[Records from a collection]
>> Begin
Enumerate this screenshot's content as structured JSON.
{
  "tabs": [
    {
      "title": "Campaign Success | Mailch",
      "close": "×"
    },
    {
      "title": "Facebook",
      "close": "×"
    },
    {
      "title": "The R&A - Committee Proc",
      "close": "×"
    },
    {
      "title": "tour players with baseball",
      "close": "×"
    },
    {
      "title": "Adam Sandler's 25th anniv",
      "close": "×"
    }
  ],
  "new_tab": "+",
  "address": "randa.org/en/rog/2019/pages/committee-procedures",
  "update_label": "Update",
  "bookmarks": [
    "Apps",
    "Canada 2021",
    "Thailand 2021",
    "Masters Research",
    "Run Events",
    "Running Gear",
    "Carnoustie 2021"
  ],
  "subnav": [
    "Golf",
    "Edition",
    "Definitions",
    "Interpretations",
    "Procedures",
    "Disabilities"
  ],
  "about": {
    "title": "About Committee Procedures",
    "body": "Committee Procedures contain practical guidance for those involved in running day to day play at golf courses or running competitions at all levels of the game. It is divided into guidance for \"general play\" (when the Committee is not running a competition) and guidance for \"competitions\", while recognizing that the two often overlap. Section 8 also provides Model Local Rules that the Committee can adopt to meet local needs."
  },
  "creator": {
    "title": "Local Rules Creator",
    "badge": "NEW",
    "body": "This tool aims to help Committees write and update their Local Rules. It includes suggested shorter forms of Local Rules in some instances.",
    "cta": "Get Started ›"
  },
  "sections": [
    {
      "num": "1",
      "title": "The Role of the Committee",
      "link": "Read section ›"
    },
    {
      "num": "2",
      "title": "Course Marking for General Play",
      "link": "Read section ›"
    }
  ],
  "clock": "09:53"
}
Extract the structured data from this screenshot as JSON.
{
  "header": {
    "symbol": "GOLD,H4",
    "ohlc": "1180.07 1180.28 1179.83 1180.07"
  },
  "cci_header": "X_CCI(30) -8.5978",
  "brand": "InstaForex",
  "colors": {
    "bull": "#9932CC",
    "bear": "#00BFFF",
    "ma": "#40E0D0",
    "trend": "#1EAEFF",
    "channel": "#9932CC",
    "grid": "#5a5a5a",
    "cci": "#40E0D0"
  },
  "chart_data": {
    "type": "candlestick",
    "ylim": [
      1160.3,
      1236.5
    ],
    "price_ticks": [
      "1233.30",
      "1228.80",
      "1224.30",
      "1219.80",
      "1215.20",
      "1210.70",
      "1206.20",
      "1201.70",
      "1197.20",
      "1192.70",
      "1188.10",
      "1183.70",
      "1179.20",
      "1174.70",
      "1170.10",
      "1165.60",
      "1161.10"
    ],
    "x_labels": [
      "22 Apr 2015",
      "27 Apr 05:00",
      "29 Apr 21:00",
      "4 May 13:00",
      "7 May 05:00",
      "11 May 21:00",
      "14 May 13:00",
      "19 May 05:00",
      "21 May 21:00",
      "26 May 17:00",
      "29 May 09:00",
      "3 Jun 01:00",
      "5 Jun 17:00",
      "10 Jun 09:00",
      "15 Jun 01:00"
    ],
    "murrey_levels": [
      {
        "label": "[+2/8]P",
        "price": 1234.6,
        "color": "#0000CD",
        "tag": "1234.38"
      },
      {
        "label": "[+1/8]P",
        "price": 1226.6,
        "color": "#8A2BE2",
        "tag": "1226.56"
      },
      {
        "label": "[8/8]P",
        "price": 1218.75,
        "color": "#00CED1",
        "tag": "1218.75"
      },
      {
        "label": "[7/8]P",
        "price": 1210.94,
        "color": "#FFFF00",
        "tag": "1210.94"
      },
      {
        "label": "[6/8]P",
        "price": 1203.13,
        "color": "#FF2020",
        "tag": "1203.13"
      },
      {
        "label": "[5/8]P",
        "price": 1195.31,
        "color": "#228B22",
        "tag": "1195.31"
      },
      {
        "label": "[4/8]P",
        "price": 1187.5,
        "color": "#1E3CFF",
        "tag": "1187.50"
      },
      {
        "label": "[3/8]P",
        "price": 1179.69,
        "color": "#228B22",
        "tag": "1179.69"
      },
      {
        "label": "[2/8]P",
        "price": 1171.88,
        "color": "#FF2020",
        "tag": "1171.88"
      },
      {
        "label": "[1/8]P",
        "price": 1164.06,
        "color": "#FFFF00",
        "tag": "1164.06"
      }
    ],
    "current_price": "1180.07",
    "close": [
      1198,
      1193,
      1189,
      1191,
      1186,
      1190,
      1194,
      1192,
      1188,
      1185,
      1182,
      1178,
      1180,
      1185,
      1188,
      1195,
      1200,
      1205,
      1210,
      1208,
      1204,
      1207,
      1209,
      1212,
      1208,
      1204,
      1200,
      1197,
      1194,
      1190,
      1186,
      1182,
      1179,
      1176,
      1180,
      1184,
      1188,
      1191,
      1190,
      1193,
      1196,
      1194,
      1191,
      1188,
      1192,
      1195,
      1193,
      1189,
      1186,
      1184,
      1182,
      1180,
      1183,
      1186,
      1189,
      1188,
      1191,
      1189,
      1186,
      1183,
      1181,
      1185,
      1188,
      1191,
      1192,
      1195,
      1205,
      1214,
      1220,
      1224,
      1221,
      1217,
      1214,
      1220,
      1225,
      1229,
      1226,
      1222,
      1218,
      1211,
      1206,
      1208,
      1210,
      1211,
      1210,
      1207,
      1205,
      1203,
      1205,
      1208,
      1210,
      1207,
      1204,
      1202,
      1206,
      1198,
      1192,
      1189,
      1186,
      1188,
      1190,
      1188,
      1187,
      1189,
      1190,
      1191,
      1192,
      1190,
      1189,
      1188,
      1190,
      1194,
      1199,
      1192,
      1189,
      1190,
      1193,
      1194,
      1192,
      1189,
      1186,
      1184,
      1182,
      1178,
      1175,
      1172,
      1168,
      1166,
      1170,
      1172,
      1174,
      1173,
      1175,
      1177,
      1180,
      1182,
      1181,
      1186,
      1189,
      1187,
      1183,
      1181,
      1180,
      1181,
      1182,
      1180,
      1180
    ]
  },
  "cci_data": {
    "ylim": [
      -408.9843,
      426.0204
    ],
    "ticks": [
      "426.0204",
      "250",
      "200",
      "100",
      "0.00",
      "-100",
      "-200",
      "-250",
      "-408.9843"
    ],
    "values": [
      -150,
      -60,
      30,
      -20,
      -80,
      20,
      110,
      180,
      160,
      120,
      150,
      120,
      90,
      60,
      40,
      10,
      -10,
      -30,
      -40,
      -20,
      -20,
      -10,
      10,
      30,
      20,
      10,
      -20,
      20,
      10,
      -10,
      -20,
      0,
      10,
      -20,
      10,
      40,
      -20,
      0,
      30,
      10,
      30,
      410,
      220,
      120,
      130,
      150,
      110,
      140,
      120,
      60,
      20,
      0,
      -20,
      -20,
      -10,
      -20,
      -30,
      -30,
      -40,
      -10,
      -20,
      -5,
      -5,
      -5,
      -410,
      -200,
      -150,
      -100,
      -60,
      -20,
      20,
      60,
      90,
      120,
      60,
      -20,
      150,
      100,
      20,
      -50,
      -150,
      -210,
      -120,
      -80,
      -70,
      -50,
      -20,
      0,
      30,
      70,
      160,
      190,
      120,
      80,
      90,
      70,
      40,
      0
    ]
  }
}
>> End
◆ **To do**
Restate all of the entries exactly, please.

◆ **Task output**
Enumerate this screenshot's content as structured JSON.
{
  "tabs": [
    {
      "title": "Campaign Success | Mailch",
      "close": "×"
    },
    {
      "title": "Facebook",
      "close": "×"
    },
    {
      "title": "The R&A - Committee Proc",
      "close": "×"
    },
    {
      "title": "tour players with baseball",
      "close": "×"
    },
    {
      "title": "Adam Sandler's 25th anniv",
      "close": "×"
    }
  ],
  "new_tab": "+",
  "address": "randa.org/en/rog/2019/pages/committee-procedures",
  "update_label": "Update",
  "bookmarks": [
    "Apps",
    "Canada 2021",
    "Thailand 2021",
    "Masters Research",
    "Run Events",
    "Running Gear",
    "Carnoustie 2021"
  ],
  "subnav": [
    "Golf",
    "Edition",
    "Definitions",
    "Interpretations",
    "Procedures",
    "Disabilities"
  ],
  "about": {
    "title": "About Committee Procedures",
    "body": "Committee Procedures contain practical guidance for those involved in running day to day play at golf courses or running competitions at all levels of the game. It is divided into guidance for \"general play\" (when the Committee is not running a competition) and guidance for \"competitions\", while recognizing that the two often overlap. Section 8 also provides Model Local Rules that the Committee can adopt to meet local needs."
  },
  "creator": {
    "title": "Local Rules Creator",
    "badge": "NEW",
    "body": "This tool aims to help Committees write and update their Local Rules. It includes suggested shorter forms of Local Rules in some instances.",
    "cta": "Get Started ›"
  },
  "sections": [
    {
      "num": "1",
      "title": "The Role of the Committee",
      "link": "Read section ›"
    },
    {
      "num": "2",
      "title": "Course Marking for General Play",
      "link": "Read section ›"
    }
  ],
  "clock": "09:53"
}
Extract the structured data from this screenshot as JSON.
{
  "header": {
    "symbol": "GOLD,H4",
    "ohlc": "1180.07 1180.28 1179.83 1180.07"
  },
  "cci_header": "X_CCI(30) -8.5978",
  "brand": "InstaForex",
  "colors": {
    "bull": "#9932CC",
    "bear": "#00BFFF",
    "ma": "#40E0D0",
    "trend": "#1EAEFF",
    "channel": "#9932CC",
    "grid": "#5a5a5a",
    "cci": "#40E0D0"
  },
  "chart_data": {
    "type": "candlestick",
    "ylim": [
      1160.3,
      1236.5
    ],
    "price_ticks": [
      "1233.30",
      "1228.80",
      "1224.30",
      "1219.80",
      "1215.20",
      "1210.70",
      "1206.20",
      "1201.70",
      "1197.20",
      "1192.70",
      "1188.10",
      "1183.70",
      "1179.20",
      "1174.70",
      "1170.10",
      "1165.60",
      "1161.10"
    ],
    "x_labels": [
      "22 Apr 2015",
      "27 Apr 05:00",
      "29 Apr 21:00",
      "4 May 13:00",
      "7 May 05:00",
      "11 May 21:00",
      "14 May 13:00",
      "19 May 05:00",
      "21 May 21:00",
      "26 May 17:00",
      "29 May 09:00",
      "3 Jun 01:00",
      "5 Jun 17:00",
      "10 Jun 09:00",
      "15 Jun 01:00"
    ],
    "murrey_levels": [
      {
        "label": "[+2/8]P",
        "price": 1234.6,
        "color": "#0000CD",
        "tag": "1234.38"
      },
      {
        "label": "[+1/8]P",
        "price": 1226.6,
        "color": "#8A2BE2",
        "tag": "1226.56"
      },
      {
        "label": "[8/8]P",
        "price": 1218.75,
        "color": "#00CED1",
        "tag": "1218.75"
      },
      {
        "label": "[7/8]P",
        "price": 1210.94,
        "color": "#FFFF00",
        "tag": "1210.94"
      },
      {
        "label": "[6/8]P",
        "price": 1203.13,
        "color": "#FF2020",
        "tag": "1203.13"
      },
      {
        "label": "[5/8]P",
        "price": 1195.31,
        "color": "#228B22",
        "tag": "1195.31"
      },
      {
        "label": "[4/8]P",
        "price": 1187.5,
        "color": "#1E3CFF",
        "tag": "1187.50"
      },
      {
        "label": "[3/8]P",
        "price": 1179.69,
        "color": "#228B22",
        "tag": "1179.69"
      },
      {
        "label": "[2/8]P",
        "price": 1171.88,
        "color": "#FF2020",
        "tag": "1171.88"
      },
      {
        "label": "[1/8]P",
        "price": 1164.06,
        "color": "#FFFF00",
        "tag": "1164.06"
      }
    ],
    "current_price": "1180.07",
    "close": [
      1198,
      1193,
      1189,
      1191,
      1186,
      1190,
      1194,
      1192,
      1188,
      1185,
      1182,
      1178,
      1180,
      1185,
      1188,
      1195,
      1200,
      1205,
      1210,
      1208,
      1204,
      1207,
      1209,
      1212,
      1208,
      1204,
      1200,
      1197,
      1194,
      1190,
      1186,
      1182,
      1179,
      1176,
      1180,
      1184,
      1188,
      1191,
      1190,
      1193,
      1196,
      1194,
      1191,
      1188,
      1192,
      1195,
      1193,
      1189,
      1186,
      1184,
      1182,
      1180,
      1183,
      1186,
      1189,
      1188,
      1191,
      1189,
      1186,
      1183,
      1181,
      1185,
      1188,
      1191,
      1192,
      1195,
      1205,
      1214,
      1220,
      1224,
      1221,
      1217,
      1214,
      1220,
      1225,
      1229,
      1226,
      1222,
      1218,
      1211,
      1206,
      1208,
      1210,
      1211,
      1210,
      1207,
      1205,
      1203,
      1205,
      1208,
      1210,
      1207,
      1204,
      1202,
      1206,
      1198,
      1192,
      1189,
      1186,
      1188,
      1190,
      1188,
      1187,
      1189,
      1190,
      1191,
      1192,
      1190,
      1189,
      1188,
      1190,
      1194,
      1199,
      1192,
      1189,
      1190,
      1193,
      1194,
      1192,
      1189,
      1186,
      1184,
      1182,
      1178,
      1175,
      1172,
      1168,
      1166,
      1170,
      1172,
      1174,
      1173,
      1175,
      1177,
      1180,
      1182,
      1181,
      1186,
      1189,
      1187,
      1183,
      1181,
      1180,
      1181,
      1182,
      1180,
      1180
    ]
  },
  "cci_data": {
    "ylim": [
      -408.9843,
      426.0204
    ],
    "ticks": [
      "426.0204",
      "250",
      "200",
      "100",
      "0.00",
      "-100",
      "-200",
      "-250",
      "-408.9843"
    ],
    "values": [
      -150,
      -60,
      30,
      -20,
      -80,
      20,
      110,
      180,
      160,
      120,
      150,
      120,
      90,
      60,
      40,
      10,
      -10,
      -30,
      -40,
      -20,
      -20,
      -10,
      10,
      30,
      20,
      10,
      -20,
      20,
      10,
      -10,
      -20,
      0,
      10,
      -20,
      10,
      40,
      -20,
      0,
      30,
      10,
      30,
      410,
      220,
      120,
      130,
      150,
      110,
      140,
      120,
      60,
      20,
      0,
      -20,
      -20,
      -10,
      -20,
      -30,
      -30,
      -40,
      -10,
      -20,
      -5,
      -5,
      -5,
      -410,
      -200,
      -150,
      -100,
      -60,
      -20,
      20,
      60,
      90,
      120,
      60,
      -20,
      150,
      100,
      20,
      -50,
      -150,
      -210,
      -120,
      -80,
      -70,
      -50,
      -20,
      0,
      30,
      70,
      160,
      190,
      120,
      80,
      90,
      70,
      40,
      0
    ]
  }
}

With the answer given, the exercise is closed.